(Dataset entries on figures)
━━━━━━
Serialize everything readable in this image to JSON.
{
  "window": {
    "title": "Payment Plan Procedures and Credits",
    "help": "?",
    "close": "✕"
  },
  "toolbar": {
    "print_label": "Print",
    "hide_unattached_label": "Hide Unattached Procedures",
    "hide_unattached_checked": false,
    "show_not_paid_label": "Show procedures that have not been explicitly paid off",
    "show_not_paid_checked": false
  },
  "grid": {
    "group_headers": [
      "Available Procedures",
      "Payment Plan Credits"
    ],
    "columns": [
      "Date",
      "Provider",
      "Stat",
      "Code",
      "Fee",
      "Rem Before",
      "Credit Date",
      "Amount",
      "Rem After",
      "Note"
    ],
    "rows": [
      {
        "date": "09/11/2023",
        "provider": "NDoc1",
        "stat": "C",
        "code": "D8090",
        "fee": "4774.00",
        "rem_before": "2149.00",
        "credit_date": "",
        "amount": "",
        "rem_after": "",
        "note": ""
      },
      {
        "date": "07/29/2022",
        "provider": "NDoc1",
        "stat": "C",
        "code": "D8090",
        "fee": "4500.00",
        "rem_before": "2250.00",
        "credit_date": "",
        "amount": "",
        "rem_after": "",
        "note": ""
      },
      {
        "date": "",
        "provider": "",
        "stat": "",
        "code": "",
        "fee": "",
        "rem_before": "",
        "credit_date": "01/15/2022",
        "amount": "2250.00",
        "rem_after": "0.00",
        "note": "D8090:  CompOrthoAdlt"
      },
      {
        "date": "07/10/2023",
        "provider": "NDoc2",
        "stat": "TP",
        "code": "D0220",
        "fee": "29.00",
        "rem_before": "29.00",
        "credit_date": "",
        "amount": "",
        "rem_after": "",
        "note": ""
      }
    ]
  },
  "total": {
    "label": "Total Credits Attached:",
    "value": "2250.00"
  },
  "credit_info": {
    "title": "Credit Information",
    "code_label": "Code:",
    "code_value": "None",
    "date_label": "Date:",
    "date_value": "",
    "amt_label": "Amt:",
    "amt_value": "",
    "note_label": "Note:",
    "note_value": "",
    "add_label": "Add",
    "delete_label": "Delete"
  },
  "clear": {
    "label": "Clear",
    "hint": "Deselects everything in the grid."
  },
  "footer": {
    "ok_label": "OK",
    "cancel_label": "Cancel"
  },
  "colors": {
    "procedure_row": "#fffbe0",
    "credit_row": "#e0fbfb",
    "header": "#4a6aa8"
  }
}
━━━━━━
GOAL:
Exactly reproduce every line of the records.

SOLUTION:
Serialize everything readable in this image to JSON.
{
  "window": {
    "title": "Payment Plan Procedures and Credits",
    "help": "?",
    "close": "✕"
  },
  "toolbar": {
    "print_label": "Print",
    "hide_unattached_label": "Hide Unattached Procedures",
    "hide_unattached_checked": false,
    "show_not_paid_label": "Show procedures that have not been explicitly paid off",
    "show_not_paid_checked": false
  },
  "grid": {
    "group_headers": [
      "Available Procedures",
      "Payment Plan Credits"
    ],
    "columns": [
      "Date",
      "Provider",
      "Stat",
      "Code",
      "Fee",
      "Rem Before",
      "Credit Date",
      "Amount",
      "Rem After",
      "Note"
    ],
    "rows": [
      {
        "date": "09/11/2023",
        "provider": "NDoc1",
        "stat": "C",
        "code": "D8090",
        "fee": "4774.00",
        "rem_before": "2149.00",
        "credit_date": "",
        "amount": "",
        "rem_after": "",
        "note": ""
      },
      {
        "date": "07/29/2022",
        "provider": "NDoc1",
        "stat": "C",
        "code": "D8090",
        "fee": "4500.00",
        "rem_before": "2250.00",
        "credit_date": "",
        "amount": "",
        "rem_after": "",
        "note": ""
      },
      {
        "date": "",
        "provider": "",
        "stat": "",
        "code": "",
        "fee": "",
        "rem_before": "",
        "credit_date": "01/15/2022",
        "amount": "2250.00",
        "rem_after": "0.00",
        "note": "D8090:  CompOrthoAdlt"
      },
      {
        "date": "07/10/2023",
        "provider": "NDoc2",
        "stat": "TP",
        "code": "D0220",
        "fee": "29.00",
        "rem_before": "29.00",
        "credit_date": "",
        "amount": "",
        "rem_after": "",
        "note": ""
      }
    ]
  },
  "total": {
    "label": "Total Credits Attached:",
    "value": "2250.00"
  },
  "credit_info": {
    "title": "Credit Information",
    "code_label": "Code:",
    "code_value": "None",
    "date_label": "Date:",
    "date_value": "",
    "amt_label": "Amt:",
    "amt_value": "",
    "note_label": "Note:",
    "note_value": "",
    "add_label": "Add",
    "delete_label": "Delete"
  },
  "clear": {
    "label": "Clear",
    "hint": "Deselects everything in the grid."
  },
  "footer": {
    "ok_label": "OK",
    "cancel_label": "Cancel"
  },
  "colors": {
    "procedure_row": "#fffbe0",
    "credit_row": "#e0fbfb",
    "header": "#4a6aa8"
  }
}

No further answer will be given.